**What is asked**
Would you transcribe all of the data exactly, down to the last character?

**Dataset content**
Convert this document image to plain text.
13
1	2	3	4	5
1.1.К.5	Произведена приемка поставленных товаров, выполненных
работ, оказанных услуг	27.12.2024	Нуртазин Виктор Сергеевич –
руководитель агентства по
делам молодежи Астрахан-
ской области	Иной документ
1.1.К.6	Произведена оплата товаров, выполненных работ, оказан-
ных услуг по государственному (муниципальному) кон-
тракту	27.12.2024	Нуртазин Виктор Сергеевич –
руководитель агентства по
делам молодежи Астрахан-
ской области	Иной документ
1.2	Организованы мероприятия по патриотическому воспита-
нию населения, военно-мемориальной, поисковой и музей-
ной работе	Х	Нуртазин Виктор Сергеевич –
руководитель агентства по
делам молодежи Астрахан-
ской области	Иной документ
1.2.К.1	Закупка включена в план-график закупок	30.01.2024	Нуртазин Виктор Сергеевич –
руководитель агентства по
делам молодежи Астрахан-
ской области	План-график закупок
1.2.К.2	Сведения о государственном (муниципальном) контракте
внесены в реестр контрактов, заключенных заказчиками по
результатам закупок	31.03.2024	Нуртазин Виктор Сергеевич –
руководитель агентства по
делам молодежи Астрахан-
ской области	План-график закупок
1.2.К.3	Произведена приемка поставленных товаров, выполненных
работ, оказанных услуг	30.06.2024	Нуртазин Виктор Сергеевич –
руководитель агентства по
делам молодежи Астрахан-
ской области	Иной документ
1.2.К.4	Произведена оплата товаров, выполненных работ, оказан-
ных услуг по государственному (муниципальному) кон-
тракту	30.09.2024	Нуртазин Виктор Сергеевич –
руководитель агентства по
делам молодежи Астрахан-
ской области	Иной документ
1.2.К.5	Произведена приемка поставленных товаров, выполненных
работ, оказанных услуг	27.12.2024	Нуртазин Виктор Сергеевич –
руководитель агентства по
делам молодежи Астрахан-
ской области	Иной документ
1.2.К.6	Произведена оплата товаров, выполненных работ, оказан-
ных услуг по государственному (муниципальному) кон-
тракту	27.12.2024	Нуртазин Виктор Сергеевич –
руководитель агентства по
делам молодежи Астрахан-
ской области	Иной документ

**Exercise solution**
Convert this document image to plain text.
13
1	2	3	4	5
1.1.К.5	Произведена приемка поставленных товаров, выполненных
работ, оказанных услуг	27.12.2024	Нуртазин Виктор Сергеевич –
руководитель агентства по
делам молодежи Астрахан-
ской области	Иной документ
1.1.К.6	Произведена оплата товаров, выполненных работ, оказан-
ных услуг по государственному (муниципальному) кон-
тракту	27.12.2024	Нуртазин Виктор Сергеевич –
руководитель агентства по
делам молодежи Астрахан-
ской области	Иной документ
1.2	Организованы мероприятия по патриотическому воспита-
нию населения, военно-мемориальной, поисковой и музей-
ной работе	Х	Нуртазин Виктор Сергеевич –
руководитель агентства по
делам молодежи Астрахан-
ской области	Иной документ
1.2.К.1	Закупка включена в план-график закупок	30.01.2024	Нуртазин Виктор Сергеевич –
руководитель агентства по
делам молодежи Астрахан-
ской области	План-график закупок
1.2.К.2	Сведения о государственном (муниципальном) контракте
внесены в реестр контрактов, заключенных заказчиками по
результатам закупок	31.03.2024	Нуртазин Виктор Сергеевич –
руководитель агентства по
делам молодежи Астрахан-
ской области	План-график закупок
1.2.К.3	Произведена приемка поставленных товаров, выполненных
работ, оказанных услуг	30.06.2024	Нуртазин Виктор Сергеевич –
руководитель агентства по
делам молодежи Астрахан-
ской области	Иной документ
1.2.К.4	Произведена оплата товаров, выполненных работ, оказан-
ных услуг по государственному (муниципальному) кон-
тракту	30.09.2024	Нуртазин Виктор Сергеевич –
руководитель агентства по
делам молодежи Астрахан-
ской области	Иной документ
1.2.К.5	Произведена приемка поставленных товаров, выполненных
работ, оказанных услуг	27.12.2024	Нуртазин Виктор Сергеевич –
руководитель агентства по
делам молодежи Астрахан-
ской области	Иной документ
1.2.К.6	Произведена оплата товаров, выполненных работ, оказан-
ных услуг по государственному (муниципальному) кон-
тракту	27.12.2024	Нуртазин Виктор Сергеевич –
руководитель агентства по
делам молодежи Астрахан-
ской области	Иной документ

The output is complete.